> Task to complete
Each line of the entries below that holds "NMSC" is needed, copied in full.

::::

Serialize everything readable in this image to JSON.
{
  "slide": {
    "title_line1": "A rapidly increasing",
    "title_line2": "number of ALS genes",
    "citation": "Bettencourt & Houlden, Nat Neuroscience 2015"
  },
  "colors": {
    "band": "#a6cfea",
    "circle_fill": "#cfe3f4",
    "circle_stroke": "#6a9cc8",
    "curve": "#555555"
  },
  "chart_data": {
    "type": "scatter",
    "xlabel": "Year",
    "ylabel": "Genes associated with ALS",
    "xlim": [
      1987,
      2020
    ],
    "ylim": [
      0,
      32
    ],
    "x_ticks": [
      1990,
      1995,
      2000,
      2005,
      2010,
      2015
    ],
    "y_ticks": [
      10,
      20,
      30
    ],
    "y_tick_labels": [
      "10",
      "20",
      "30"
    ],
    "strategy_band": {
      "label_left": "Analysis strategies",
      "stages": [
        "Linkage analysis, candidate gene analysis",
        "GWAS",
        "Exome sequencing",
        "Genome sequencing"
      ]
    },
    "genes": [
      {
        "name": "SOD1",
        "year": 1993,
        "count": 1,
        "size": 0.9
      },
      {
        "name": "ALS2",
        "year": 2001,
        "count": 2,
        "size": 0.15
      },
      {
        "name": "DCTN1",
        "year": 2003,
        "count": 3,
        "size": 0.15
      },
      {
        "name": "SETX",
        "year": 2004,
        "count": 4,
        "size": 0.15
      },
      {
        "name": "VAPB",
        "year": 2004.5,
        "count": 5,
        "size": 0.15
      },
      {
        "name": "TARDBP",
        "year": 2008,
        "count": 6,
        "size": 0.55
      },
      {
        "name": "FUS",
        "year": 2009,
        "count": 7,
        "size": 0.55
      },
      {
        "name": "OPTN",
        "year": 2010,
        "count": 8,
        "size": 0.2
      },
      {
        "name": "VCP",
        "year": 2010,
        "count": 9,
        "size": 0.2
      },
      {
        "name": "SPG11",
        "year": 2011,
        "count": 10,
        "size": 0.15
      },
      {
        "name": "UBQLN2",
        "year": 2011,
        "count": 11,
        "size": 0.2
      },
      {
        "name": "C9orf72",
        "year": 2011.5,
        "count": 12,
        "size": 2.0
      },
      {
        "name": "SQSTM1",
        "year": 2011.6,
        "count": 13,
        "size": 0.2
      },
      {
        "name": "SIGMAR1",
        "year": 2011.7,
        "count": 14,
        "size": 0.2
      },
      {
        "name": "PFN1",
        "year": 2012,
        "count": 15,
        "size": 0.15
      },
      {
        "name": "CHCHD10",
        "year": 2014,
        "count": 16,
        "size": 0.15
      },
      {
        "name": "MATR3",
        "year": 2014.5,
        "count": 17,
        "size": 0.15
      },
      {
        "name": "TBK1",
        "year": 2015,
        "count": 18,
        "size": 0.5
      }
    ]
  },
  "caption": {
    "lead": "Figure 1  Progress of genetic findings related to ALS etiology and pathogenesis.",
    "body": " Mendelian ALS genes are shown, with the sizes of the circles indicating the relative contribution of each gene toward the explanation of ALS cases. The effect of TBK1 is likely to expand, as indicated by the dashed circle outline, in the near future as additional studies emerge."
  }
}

::::

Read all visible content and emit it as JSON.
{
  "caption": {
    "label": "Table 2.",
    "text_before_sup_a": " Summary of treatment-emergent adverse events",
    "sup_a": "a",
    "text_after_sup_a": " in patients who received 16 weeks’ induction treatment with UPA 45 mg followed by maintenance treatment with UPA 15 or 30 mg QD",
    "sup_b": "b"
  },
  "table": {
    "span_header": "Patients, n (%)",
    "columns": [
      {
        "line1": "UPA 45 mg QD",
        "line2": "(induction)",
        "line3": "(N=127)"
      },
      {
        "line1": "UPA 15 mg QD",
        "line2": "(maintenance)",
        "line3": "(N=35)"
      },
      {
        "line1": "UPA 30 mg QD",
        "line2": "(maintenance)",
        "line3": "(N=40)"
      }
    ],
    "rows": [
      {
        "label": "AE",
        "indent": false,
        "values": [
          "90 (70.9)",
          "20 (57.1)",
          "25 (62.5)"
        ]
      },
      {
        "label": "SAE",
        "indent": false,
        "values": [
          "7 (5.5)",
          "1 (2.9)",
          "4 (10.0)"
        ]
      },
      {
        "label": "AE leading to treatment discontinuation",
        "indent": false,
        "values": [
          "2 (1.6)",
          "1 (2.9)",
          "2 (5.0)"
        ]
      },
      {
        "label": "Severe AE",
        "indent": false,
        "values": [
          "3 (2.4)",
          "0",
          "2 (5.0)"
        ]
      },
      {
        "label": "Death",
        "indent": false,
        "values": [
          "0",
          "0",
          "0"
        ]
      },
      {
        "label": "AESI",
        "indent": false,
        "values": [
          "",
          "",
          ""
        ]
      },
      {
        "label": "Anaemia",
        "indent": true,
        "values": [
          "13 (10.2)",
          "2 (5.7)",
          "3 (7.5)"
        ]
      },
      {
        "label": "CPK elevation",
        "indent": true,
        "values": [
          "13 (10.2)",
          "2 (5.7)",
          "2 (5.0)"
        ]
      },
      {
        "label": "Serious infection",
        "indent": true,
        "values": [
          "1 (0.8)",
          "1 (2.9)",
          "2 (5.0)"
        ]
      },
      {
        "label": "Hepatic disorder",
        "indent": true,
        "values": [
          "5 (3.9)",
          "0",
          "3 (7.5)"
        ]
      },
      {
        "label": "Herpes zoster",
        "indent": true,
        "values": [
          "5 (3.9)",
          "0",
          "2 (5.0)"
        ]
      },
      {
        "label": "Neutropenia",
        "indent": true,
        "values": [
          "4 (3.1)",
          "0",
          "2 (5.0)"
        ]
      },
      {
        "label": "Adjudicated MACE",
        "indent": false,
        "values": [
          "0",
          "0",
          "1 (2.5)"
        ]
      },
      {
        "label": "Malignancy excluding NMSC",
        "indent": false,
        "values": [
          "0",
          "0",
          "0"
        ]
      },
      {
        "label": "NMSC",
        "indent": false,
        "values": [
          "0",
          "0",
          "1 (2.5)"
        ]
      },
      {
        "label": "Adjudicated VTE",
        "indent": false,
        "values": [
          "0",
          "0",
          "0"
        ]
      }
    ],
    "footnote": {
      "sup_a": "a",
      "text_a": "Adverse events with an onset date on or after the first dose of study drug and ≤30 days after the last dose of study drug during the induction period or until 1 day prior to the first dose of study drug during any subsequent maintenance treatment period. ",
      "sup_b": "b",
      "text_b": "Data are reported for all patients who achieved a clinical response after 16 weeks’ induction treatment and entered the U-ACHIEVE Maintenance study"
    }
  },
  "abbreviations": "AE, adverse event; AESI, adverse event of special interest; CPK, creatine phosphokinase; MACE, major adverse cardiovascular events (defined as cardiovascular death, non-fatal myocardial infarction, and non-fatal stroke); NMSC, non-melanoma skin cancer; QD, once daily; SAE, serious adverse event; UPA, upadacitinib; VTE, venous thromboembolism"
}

::::

> Response below
        "label": "Malignancy excluding NMSC",
        "label": "NMSC",
  "abbreviations": "AE, adverse event; AESI, adverse event of special interest; CPK, creatine phosphokinase; MACE, major adverse cardiovascular events (defined as cardiovascular death, non-fatal myocardial infarction, and non-fatal stroke); NMSC, non-melanoma skin cancer; QD, once daily; SAE, serious adverse event; UPA, upadacitinib; VTE, venous thromboembolism"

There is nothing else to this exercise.